Hierarchical clustering of promoter classes
The relative similarity between classes of promoters was assessed by hierarchical clustering of normalised nucleosome occupancy levels, in 10 bp bins surrounding each TSS ± 1 kb. Mean occupancy profiles were directly clustered based on the simple Euclidian distance between the square-root of mean levels at each relative position in each sample. To cluster promoter classses based on occupancies at individual promoters, an equal-sized random sample of promoters was drawn from each class, and pairwise distances between the occupancy levels across each promoter region in each class were calculated in the same way from every other promoter in every other class, and the overall mean distance between each pair of classes was defined as the mean of all pairwise promoter distances. Clustering was also performed by including only active promoters with expression levels greater than the mean expression level of all genes, and excluding all inducible promoters with basal expression greater than 0.5× the mean expression level of all genes (Supplementary Fig. 7gi) or excluding all inducible promoters with non-zero gene expression (Supplementary Fig. 7gii); both of these analyses gave similar results, confirming that the observed clustering of inducible with active promoters cannot be driven by a subset of inducible promoters with the pre-stimulation expression levels that overlap those of active promoters, or even with any measurable level of expression.

■ **Page segmentation data**

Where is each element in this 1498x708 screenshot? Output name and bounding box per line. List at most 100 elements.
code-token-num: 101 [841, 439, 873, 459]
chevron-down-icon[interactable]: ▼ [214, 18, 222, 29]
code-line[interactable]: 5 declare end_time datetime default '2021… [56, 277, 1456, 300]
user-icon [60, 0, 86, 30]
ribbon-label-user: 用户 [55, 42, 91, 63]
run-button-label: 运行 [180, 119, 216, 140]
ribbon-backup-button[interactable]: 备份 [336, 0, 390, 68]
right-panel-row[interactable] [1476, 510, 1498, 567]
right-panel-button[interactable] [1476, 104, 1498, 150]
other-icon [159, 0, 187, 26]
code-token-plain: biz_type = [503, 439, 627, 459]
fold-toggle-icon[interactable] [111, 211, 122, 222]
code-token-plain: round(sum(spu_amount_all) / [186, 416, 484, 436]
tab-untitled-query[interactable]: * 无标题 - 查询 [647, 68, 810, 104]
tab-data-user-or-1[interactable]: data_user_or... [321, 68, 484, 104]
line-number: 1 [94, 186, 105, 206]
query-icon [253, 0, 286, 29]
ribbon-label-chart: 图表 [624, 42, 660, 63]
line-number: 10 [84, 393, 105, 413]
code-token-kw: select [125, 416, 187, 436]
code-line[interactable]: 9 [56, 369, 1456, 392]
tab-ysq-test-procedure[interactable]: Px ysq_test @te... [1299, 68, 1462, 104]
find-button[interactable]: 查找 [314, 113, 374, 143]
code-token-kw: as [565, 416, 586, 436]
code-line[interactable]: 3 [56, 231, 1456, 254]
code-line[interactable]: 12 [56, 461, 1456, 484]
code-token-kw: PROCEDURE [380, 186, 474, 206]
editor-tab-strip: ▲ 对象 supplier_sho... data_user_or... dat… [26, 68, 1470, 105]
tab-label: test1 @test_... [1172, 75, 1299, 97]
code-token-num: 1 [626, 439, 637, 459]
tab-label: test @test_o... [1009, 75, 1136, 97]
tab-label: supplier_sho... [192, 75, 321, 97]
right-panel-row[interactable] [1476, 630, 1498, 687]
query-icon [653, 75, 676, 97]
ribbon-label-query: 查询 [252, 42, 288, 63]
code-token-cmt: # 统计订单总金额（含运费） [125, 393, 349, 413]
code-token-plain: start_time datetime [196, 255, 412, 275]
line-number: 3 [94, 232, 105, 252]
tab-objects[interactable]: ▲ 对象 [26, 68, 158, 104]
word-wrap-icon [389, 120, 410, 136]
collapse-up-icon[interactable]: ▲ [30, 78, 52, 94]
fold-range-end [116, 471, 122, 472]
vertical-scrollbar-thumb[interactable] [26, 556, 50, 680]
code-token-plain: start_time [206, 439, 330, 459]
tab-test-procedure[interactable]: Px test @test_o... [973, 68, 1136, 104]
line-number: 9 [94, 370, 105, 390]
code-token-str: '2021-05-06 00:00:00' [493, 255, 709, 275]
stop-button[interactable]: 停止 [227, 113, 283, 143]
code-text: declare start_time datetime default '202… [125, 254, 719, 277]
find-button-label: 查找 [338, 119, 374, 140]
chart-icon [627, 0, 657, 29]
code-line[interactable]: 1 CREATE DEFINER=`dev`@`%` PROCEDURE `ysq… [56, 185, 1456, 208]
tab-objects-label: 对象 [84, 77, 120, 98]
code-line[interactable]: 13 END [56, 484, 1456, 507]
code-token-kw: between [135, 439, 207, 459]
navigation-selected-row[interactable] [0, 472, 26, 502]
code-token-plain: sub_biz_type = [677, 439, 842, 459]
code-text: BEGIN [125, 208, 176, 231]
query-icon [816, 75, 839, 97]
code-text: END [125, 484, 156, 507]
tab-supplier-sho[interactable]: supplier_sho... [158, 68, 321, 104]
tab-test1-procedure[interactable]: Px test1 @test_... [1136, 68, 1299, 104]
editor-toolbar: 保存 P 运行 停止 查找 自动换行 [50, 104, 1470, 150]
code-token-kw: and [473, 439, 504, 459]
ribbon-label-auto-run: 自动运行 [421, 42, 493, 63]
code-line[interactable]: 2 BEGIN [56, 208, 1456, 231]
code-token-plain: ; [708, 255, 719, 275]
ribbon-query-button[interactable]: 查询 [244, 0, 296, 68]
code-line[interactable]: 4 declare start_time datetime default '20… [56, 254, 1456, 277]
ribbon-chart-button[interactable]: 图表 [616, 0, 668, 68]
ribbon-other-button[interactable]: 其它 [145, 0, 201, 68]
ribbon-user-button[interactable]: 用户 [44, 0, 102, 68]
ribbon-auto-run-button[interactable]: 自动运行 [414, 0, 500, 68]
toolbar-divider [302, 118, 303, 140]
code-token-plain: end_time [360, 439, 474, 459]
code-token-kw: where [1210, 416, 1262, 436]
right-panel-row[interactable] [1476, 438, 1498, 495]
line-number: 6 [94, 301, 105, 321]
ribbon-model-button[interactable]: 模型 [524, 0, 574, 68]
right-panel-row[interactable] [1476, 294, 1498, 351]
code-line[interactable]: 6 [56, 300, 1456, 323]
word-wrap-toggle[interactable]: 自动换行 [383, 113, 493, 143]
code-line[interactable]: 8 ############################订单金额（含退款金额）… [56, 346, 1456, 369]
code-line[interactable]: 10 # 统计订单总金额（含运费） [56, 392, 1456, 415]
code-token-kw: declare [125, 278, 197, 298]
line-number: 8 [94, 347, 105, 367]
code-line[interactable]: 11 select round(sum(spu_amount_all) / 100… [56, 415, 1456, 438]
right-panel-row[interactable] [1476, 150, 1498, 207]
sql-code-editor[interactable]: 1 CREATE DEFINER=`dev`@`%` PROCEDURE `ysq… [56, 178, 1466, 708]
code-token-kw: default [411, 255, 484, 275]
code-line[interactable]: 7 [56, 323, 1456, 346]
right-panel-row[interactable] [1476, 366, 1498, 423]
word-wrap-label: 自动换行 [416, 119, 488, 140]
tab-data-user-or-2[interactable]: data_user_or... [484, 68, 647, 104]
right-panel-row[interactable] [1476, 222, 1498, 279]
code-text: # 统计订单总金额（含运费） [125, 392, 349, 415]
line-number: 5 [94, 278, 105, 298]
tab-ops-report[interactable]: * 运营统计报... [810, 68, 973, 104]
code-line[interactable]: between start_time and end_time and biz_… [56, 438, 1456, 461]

■ **What you have to do**
Write out the full passage on hierarchical clustering of promoter classes word for word. This material isn't needed.

■ **Reply**
Hierarchical clustering of promoter classes
The relative similarity between classes of promoters was assessed by hierarchical clustering of normalised nucleosome occupancy levels, in 10 bp bins surrounding each TSS ± 1 kb. Mean occupancy profiles were directly clustered based on the simple Euclidian distance between the square-root of mean levels at each relative position in each sample. To cluster promoter classses based on occupancies at individual promoters, an equal-sized random sample of promoters was drawn from each class, and pairwise distances between the occupancy levels across each promoter region in each class were calculated in the same way from every other promoter in every other class, and the overall mean distance between each pair of classes was defined as the mean of all pairwise promoter distances. Clustering was also performed by including only active promoters with expression levels greater than the mean expression level of all genes, and excluding all inducible promoters with basal expression greater than 0.5× the mean expression level of all genes (Supplementary Fig. 7gi) or excluding all inducible promoters with non-zero gene expression (Supplementary Fig. 7gii); both of these analyses gave similar results, confirming that the observed clustering of inducible with active promoters cannot be driven by a subset of inducible promoters with the pre-stimulation expression levels that overlap those of active promoters, or even with any measurable level of expression.